DIRECTION: From the entries below, count the lines with "January". Write only the count.

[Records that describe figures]
= = = = =

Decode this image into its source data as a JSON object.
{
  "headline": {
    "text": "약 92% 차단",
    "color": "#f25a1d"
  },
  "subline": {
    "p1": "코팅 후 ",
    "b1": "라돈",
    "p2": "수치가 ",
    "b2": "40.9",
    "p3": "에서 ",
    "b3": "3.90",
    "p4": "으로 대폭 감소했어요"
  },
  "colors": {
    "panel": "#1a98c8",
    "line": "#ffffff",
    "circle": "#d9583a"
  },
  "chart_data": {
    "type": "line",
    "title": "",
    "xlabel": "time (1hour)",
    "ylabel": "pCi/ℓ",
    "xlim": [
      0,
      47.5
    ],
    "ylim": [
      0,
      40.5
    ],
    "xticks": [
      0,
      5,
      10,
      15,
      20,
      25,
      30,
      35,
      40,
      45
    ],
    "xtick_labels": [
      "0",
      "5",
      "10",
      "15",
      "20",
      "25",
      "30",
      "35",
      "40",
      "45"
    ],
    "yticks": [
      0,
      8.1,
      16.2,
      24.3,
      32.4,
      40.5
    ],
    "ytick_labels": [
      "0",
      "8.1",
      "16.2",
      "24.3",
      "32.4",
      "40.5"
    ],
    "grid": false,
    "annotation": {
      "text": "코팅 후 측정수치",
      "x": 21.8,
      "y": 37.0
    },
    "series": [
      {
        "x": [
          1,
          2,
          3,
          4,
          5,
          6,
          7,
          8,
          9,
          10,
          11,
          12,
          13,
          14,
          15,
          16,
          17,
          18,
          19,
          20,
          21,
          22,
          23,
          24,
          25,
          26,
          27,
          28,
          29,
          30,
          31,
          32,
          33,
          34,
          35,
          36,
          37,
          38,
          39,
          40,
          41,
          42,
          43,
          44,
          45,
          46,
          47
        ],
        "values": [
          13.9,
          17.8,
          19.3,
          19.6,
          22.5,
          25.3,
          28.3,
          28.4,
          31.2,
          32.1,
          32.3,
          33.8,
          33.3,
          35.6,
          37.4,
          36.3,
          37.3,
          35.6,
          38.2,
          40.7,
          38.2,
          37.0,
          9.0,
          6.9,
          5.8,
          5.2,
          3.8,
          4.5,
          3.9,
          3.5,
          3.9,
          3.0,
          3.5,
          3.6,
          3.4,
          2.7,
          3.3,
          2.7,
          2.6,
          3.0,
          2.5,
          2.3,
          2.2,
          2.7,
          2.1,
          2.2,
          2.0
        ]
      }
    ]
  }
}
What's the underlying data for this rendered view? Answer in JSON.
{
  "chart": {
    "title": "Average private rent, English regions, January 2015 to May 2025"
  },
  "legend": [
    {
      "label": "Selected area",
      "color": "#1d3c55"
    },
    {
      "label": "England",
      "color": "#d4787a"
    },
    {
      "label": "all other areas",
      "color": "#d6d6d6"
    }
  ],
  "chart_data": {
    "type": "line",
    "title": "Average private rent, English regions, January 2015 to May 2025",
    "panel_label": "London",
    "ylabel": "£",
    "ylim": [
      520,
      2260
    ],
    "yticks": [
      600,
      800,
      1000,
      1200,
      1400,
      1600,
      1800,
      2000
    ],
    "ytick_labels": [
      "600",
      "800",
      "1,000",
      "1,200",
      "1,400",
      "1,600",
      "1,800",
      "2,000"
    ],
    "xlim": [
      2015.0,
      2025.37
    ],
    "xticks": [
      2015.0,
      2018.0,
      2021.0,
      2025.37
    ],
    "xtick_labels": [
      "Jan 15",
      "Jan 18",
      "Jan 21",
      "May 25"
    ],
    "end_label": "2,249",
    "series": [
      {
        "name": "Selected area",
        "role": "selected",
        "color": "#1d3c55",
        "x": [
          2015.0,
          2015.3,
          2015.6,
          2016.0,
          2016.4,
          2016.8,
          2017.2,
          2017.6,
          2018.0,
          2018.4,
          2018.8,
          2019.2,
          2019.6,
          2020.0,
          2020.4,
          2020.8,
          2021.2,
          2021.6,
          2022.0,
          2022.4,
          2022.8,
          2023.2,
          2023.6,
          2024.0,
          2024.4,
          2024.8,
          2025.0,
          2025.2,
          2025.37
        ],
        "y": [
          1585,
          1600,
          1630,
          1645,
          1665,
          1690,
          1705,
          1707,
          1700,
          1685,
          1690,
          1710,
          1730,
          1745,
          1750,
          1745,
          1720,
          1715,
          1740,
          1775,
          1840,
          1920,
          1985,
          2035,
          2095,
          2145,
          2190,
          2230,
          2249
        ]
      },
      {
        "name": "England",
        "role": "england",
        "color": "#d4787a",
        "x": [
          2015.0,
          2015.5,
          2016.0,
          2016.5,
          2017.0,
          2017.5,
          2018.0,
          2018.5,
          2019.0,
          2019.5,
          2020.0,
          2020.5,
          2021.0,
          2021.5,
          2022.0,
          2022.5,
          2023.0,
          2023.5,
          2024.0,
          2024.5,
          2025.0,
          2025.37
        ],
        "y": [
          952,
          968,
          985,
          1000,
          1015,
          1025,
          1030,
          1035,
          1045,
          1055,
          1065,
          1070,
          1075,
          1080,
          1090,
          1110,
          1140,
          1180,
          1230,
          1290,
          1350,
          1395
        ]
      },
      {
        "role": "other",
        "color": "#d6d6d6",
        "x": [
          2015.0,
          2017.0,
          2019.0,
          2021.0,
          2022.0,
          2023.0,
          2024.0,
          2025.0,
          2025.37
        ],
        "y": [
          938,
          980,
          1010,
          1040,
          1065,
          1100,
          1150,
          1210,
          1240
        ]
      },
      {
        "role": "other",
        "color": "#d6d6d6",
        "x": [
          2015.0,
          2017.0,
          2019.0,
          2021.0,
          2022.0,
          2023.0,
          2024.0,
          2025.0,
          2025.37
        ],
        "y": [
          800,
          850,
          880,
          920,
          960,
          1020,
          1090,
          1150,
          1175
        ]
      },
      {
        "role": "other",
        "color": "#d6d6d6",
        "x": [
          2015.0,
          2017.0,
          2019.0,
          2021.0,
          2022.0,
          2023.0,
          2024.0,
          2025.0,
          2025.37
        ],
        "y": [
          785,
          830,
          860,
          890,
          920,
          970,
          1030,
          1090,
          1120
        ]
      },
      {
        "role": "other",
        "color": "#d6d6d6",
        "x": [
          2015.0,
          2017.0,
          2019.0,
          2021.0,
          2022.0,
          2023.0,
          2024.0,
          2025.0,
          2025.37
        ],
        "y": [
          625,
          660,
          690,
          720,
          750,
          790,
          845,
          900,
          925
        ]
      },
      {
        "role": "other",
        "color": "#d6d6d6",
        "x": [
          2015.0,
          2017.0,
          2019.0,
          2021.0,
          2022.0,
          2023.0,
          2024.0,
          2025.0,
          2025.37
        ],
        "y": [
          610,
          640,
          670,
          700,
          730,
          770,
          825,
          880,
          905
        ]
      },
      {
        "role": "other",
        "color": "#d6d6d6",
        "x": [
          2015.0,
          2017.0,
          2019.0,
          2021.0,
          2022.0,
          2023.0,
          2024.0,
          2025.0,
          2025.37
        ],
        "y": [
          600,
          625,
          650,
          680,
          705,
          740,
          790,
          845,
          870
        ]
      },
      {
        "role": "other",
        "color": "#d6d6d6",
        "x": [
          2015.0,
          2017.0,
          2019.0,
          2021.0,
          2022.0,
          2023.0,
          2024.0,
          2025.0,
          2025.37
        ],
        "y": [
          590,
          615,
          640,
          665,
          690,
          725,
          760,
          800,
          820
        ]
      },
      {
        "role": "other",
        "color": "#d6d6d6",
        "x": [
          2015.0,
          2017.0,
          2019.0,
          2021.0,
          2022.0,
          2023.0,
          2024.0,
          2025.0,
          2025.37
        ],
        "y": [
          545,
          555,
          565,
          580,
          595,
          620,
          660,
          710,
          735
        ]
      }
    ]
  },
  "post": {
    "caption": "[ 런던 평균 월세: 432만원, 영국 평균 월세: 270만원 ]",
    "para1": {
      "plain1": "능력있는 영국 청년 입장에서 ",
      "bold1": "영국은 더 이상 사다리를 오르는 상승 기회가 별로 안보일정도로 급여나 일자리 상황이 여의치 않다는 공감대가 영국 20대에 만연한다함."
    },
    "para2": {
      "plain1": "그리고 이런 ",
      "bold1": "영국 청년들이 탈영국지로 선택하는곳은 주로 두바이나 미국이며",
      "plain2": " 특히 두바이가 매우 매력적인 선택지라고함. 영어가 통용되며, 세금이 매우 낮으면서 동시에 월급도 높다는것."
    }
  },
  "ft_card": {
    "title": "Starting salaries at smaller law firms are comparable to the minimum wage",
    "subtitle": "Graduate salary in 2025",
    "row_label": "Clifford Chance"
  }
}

= = = = =

FINAL RESULT: 2